* Direction: Give back every line exactly as it appears, pictures excluded.

────

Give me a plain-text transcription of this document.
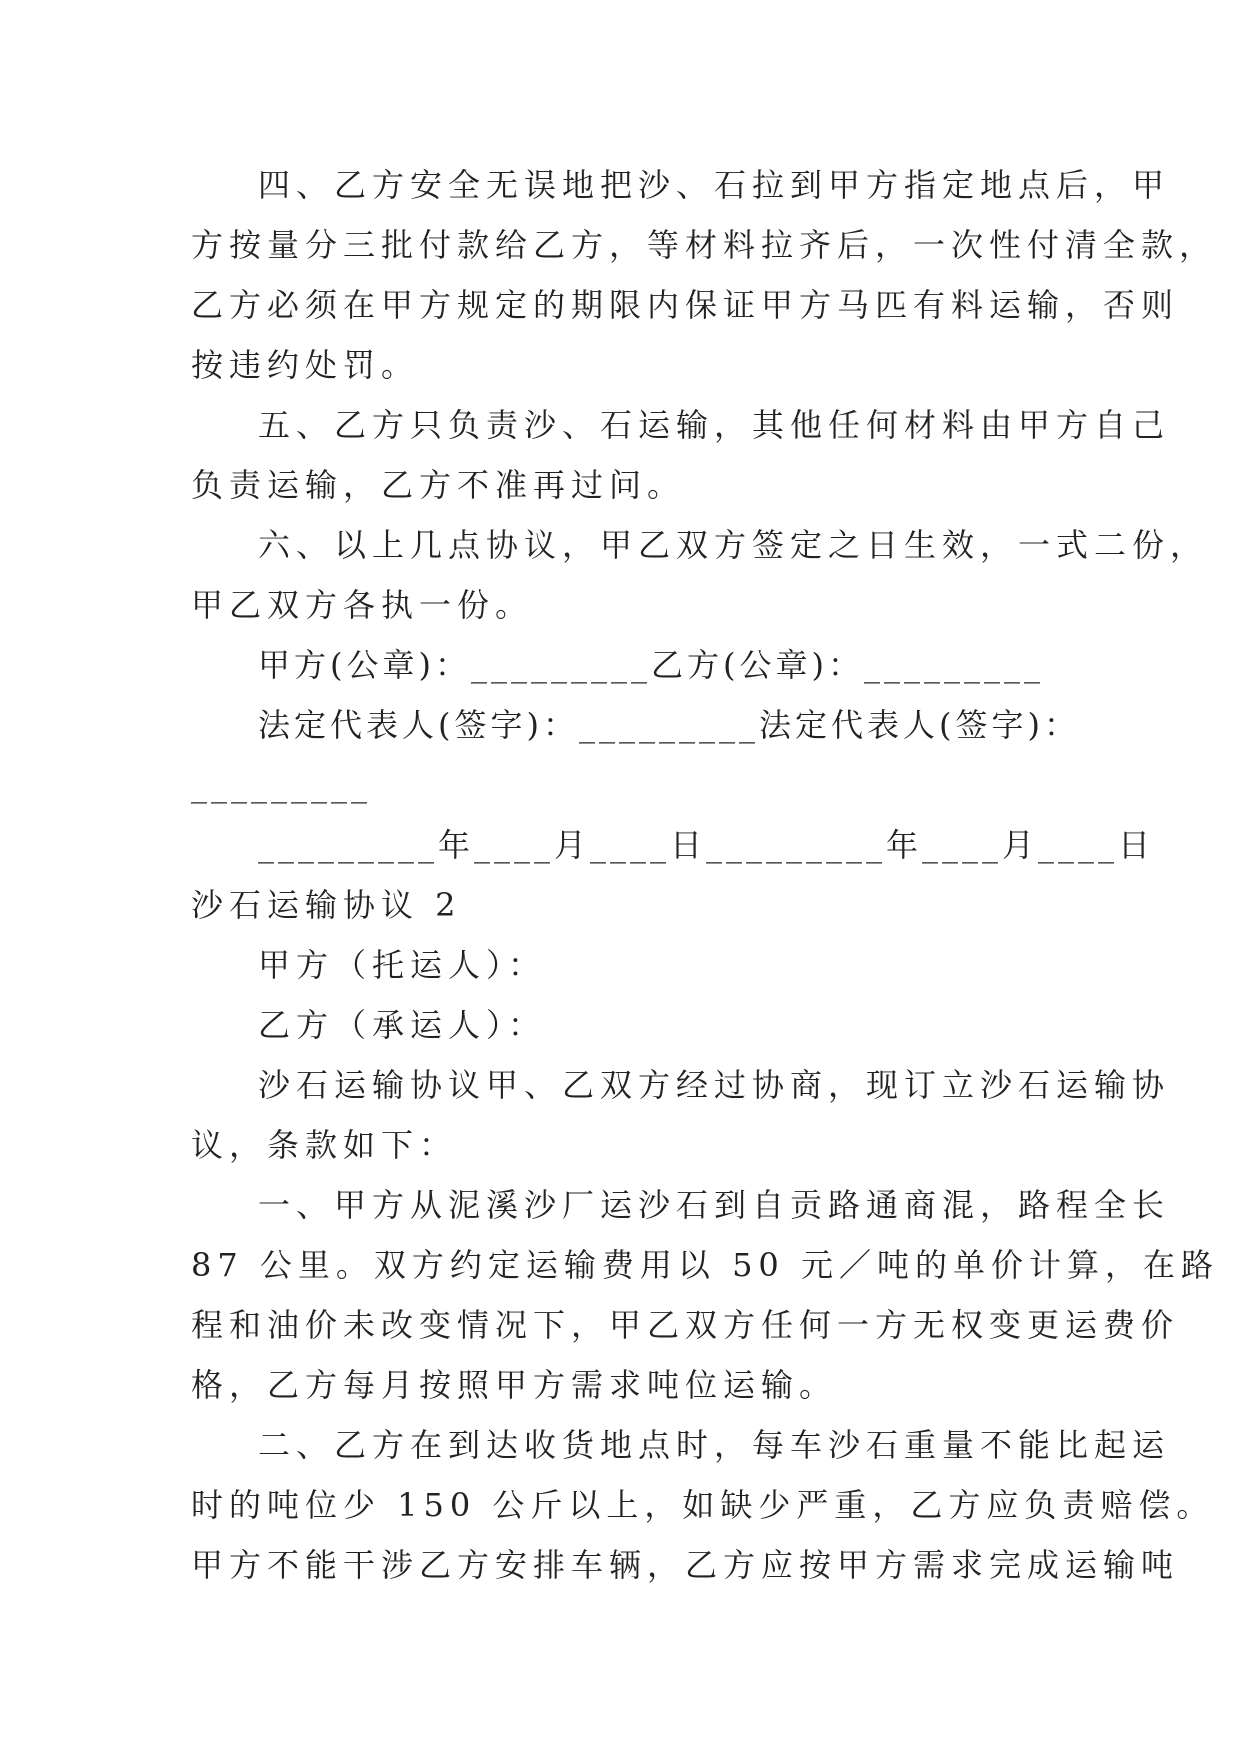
四、乙方安全无误地把沙、石拉到甲方指定地点后，甲
方按量分三批付款给乙方，等材料拉齐后，一次性付清全款，
乙方必须在甲方规定的期限内保证甲方马匹有料运输，否则
按违约处罚。
五、乙方只负责沙、石运输，其他任何材料由甲方自己
负责运输，乙方不准再过问。
六、以上几点协议，甲乙双方签定之日生效，一式二份，
甲乙双方各执一份。
甲方(公章)：_________乙方(公章)：_________
法定代表人(签字)：_________法定代表人(签字)：
_________
_________年____月____日_________年____月____日
沙石运输协议 2
甲方（托运人）：
乙方（承运人）：
沙石运输协议甲、乙双方经过协商，现订立沙石运输协
议，条款如下：
一、甲方从泥溪沙厂运沙石到自贡路通商混，路程全长
87 公里。双方约定运输费用以 50 元／吨的单价计算，在路
程和油价未改变情况下，甲乙双方任何一方无权变更运费价
格，乙方每月按照甲方需求吨位运输。
二、乙方在到达收货地点时，每车沙石重量不能比起运
时的吨位少 150 公斤以上，如缺少严重，乙方应负责赔偿。
甲方不能干涉乙方安排车辆，乙方应按甲方需求完成运输吨
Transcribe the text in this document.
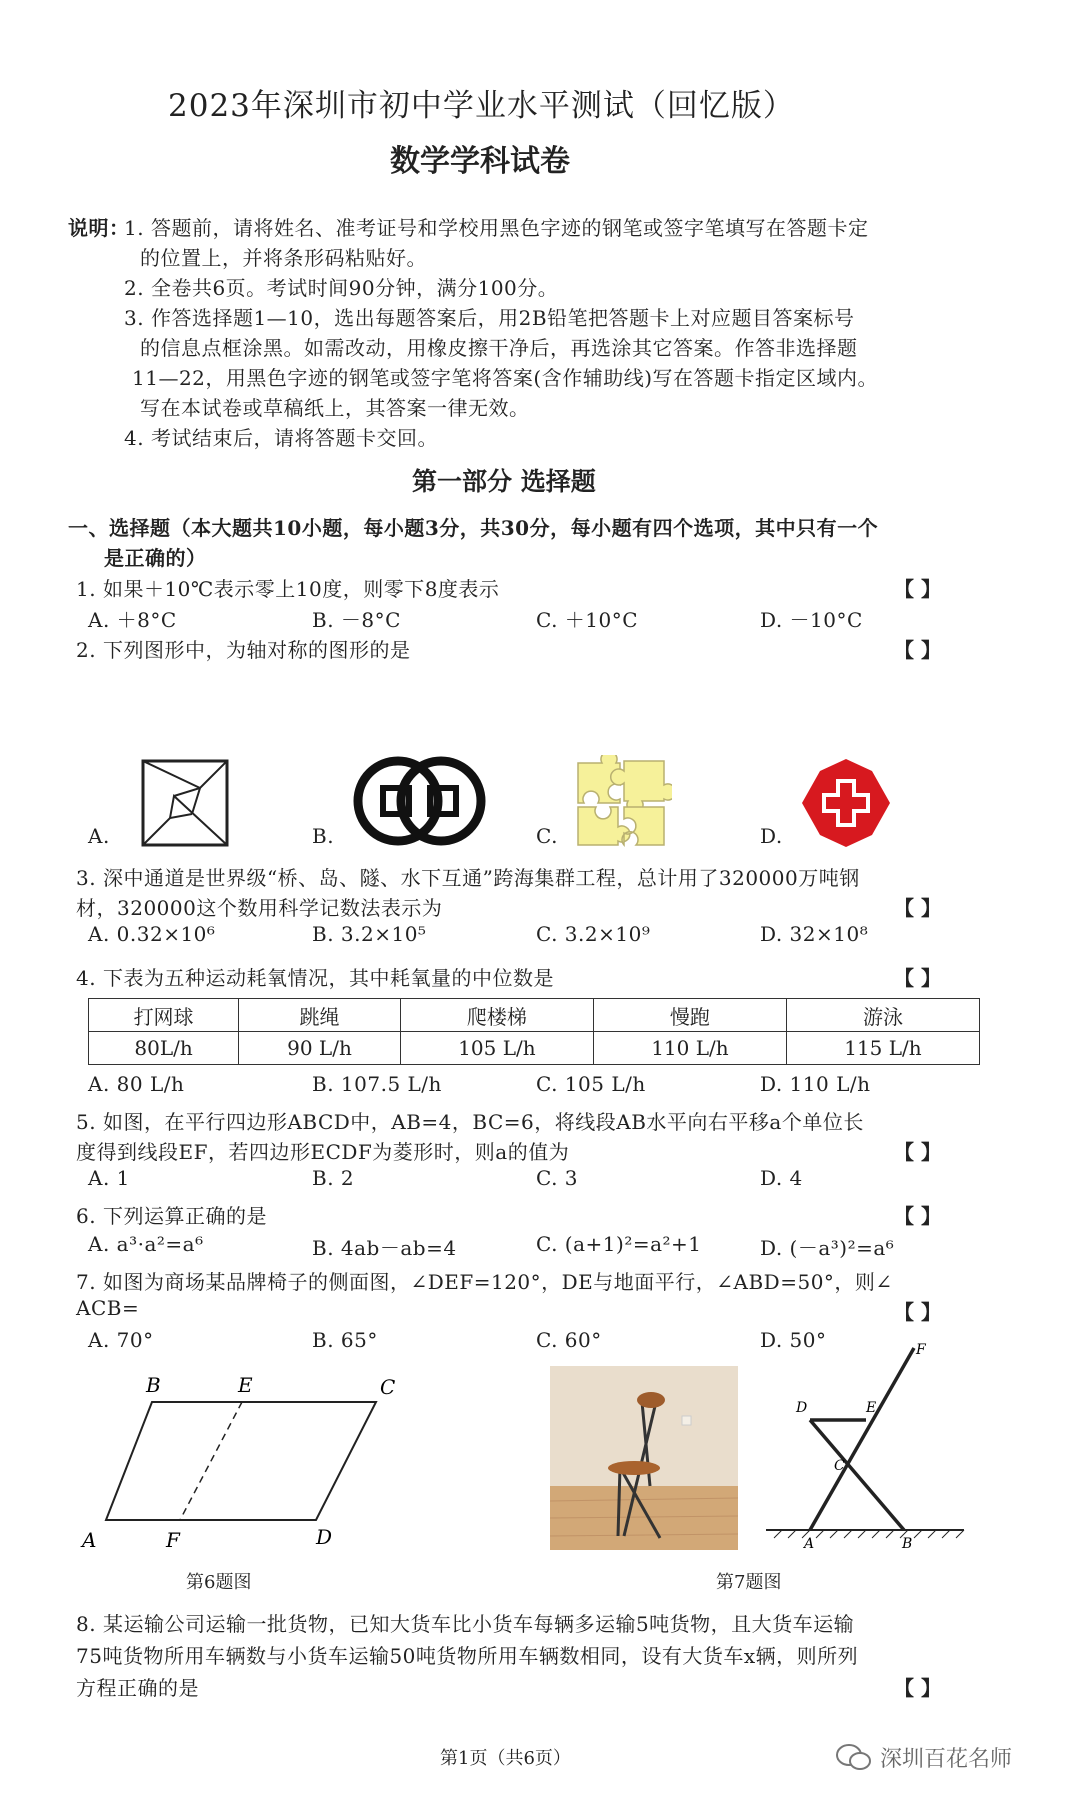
2023年深圳市初中学业水平测试（回忆版）
数学学科试卷
说明：
1. 答题前，请将姓名、准考证号和学校用黑色字迹的钢笔或签字笔填写在答题卡定
的位置上，并将条形码粘贴好。
2. 全卷共6页。考试时间90分钟，满分100分。
3. 作答选择题1—10，选出每题答案后，用2B铅笔把答题卡上对应题目答案标号
的信息点框涂黑。如需改动，用橡皮擦干净后，再选涂其它答案。作答非选择题
11—22，用黑色字迹的钢笔或签字笔将答案(含作辅助线)写在答题卡指定区域内。
写在本试卷或草稿纸上，其答案一律无效。
4. 考试结束后，请将答题卡交回。
第一部分 选择题
一、选择题（本大题共10小题，每小题3分，共30分，每小题有四个选项，其中只有一个
是正确的）
1. 如果＋10℃表示零上10度，则零下8度表示	【 】
A. ＋8°C	B. －8°C	C. ＋10°C	D. －10°C
2. 下列图形中，为轴对称的图形的是	【 】
A.	B.	C.	D.
3. 深中通道是世界级“桥、岛、隧、水下互通”跨海集群工程，总计用了320000万吨钢
材，320000这个数用科学记数法表示为	【 】
A. 0.32×10⁶	B. 3.2×10⁵	C. 3.2×10⁹	D. 32×10⁸
4. 下表为五种运动耗氧情况，其中耗氧量的中位数是	【 】
打网球	跳绳	爬楼梯	慢跑	游泳
80L/h	90 L/h	105 L/h	110 L/h	115 L/h
A. 80 L/h	B. 107.5 L/h	C. 105 L/h	D. 110 L/h
5. 如图，在平行四边形ABCD中，AB=4，BC=6，将线段AB水平向右平移a个单位长
度得到线段EF，若四边形ECDF为菱形时，则a的值为	【 】
A. 1	B. 2	C. 3	D. 4
6. 下列运算正确的是	【 】
A. a³·a²=a⁶	B. 4ab－ab=4	C. (a+1)²=a²+1	D. (－a³)²=a⁶
7. 如图为商场某品牌椅子的侧面图，∠DEF=120°，DE与地面平行，∠ABD=50°，则∠
ACB=	【 】
A. 70°	B. 65°	C. 60°	D. 50°
B	E	C
A	F	D
第6题图
F
D	E
C
A	B
第7题图
8. 某运输公司运输一批货物，已知大货车比小货车每辆多运输5吨货物，且大货车运输
75吨货物所用车辆数与小货车运输50吨货物所用车辆数相同，设有大货车x辆，则所列
方程正确的是	【 】
第1页（共6页）	深圳百花名师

────

* Problem solution:
Give me a plain-text transcription of this document.
四、乙方安全无误地把沙、石拉到甲方指定地点后，甲
方按量分三批付款给乙方，等材料拉齐后，一次性付清全款，
乙方必须在甲方规定的期限内保证甲方马匹有料运输，否则
按违约处罚。
五、乙方只负责沙、石运输，其他任何材料由甲方自己
负责运输，乙方不准再过问。
六、以上几点协议，甲乙双方签定之日生效，一式二份，
甲乙双方各执一份。
甲方(公章)：_________乙方(公章)：_________
法定代表人(签字)：_________法定代表人(签字)：
_________
_________年____月____日_________年____月____日
沙石运输协议 2
甲方（托运人）：
乙方（承运人）：
沙石运输协议甲、乙双方经过协商，现订立沙石运输协
议，条款如下：
一、甲方从泥溪沙厂运沙石到自贡路通商混，路程全长
87 公里。双方约定运输费用以 50 元／吨的单价计算，在路
程和油价未改变情况下，甲乙双方任何一方无权变更运费价
格，乙方每月按照甲方需求吨位运输。
二、乙方在到达收货地点时，每车沙石重量不能比起运
时的吨位少 150 公斤以上，如缺少严重，乙方应负责赔偿。
甲方不能干涉乙方安排车辆，乙方应按甲方需求完成运输吨
Transcribe the text in this document.
2023年深圳市初中学业水平测试（回忆版）
数学学科试卷
说明：
1. 答题前，请将姓名、准考证号和学校用黑色字迹的钢笔或签字笔填写在答题卡定
的位置上，并将条形码粘贴好。
2. 全卷共6页。考试时间90分钟，满分100分。
3. 作答选择题1—10，选出每题答案后，用2B铅笔把答题卡上对应题目答案标号
的信息点框涂黑。如需改动，用橡皮擦干净后，再选涂其它答案。作答非选择题
11—22，用黑色字迹的钢笔或签字笔将答案(含作辅助线)写在答题卡指定区域内。
写在本试卷或草稿纸上，其答案一律无效。
4. 考试结束后，请将答题卡交回。
第一部分 选择题
一、选择题（本大题共10小题，每小题3分，共30分，每小题有四个选项，其中只有一个
是正确的）
1. 如果＋10℃表示零上10度，则零下8度表示	【 】
A. ＋8°C	B. －8°C	C. ＋10°C	D. －10°C
2. 下列图形中，为轴对称的图形的是	【 】
A.	B.	C.	D.
3. 深中通道是世界级“桥、岛、隧、水下互通”跨海集群工程，总计用了320000万吨钢
材，320000这个数用科学记数法表示为	【 】
A. 0.32×10⁶	B. 3.2×10⁵	C. 3.2×10⁹	D. 32×10⁸
4. 下表为五种运动耗氧情况，其中耗氧量的中位数是	【 】
打网球	跳绳	爬楼梯	慢跑	游泳
80L/h	90 L/h	105 L/h	110 L/h	115 L/h
A. 80 L/h	B. 107.5 L/h	C. 105 L/h	D. 110 L/h
5. 如图，在平行四边形ABCD中，AB=4，BC=6，将线段AB水平向右平移a个单位长
度得到线段EF，若四边形ECDF为菱形时，则a的值为	【 】
A. 1	B. 2	C. 3	D. 4
6. 下列运算正确的是	【 】
A. a³·a²=a⁶	B. 4ab－ab=4	C. (a+1)²=a²+1	D. (－a³)²=a⁶
7. 如图为商场某品牌椅子的侧面图，∠DEF=120°，DE与地面平行，∠ABD=50°，则∠
ACB=	【 】
A. 70°	B. 65°	C. 60°	D. 50°
B	E	C
A	F	D
第6题图
F
D	E
C
A	B
第7题图
8. 某运输公司运输一批货物，已知大货车比小货车每辆多运输5吨货物，且大货车运输
75吨货物所用车辆数与小货车运输50吨货物所用车辆数相同，设有大货车x辆，则所列
方程正确的是	【 】
第1页（共6页）	深圳百花名师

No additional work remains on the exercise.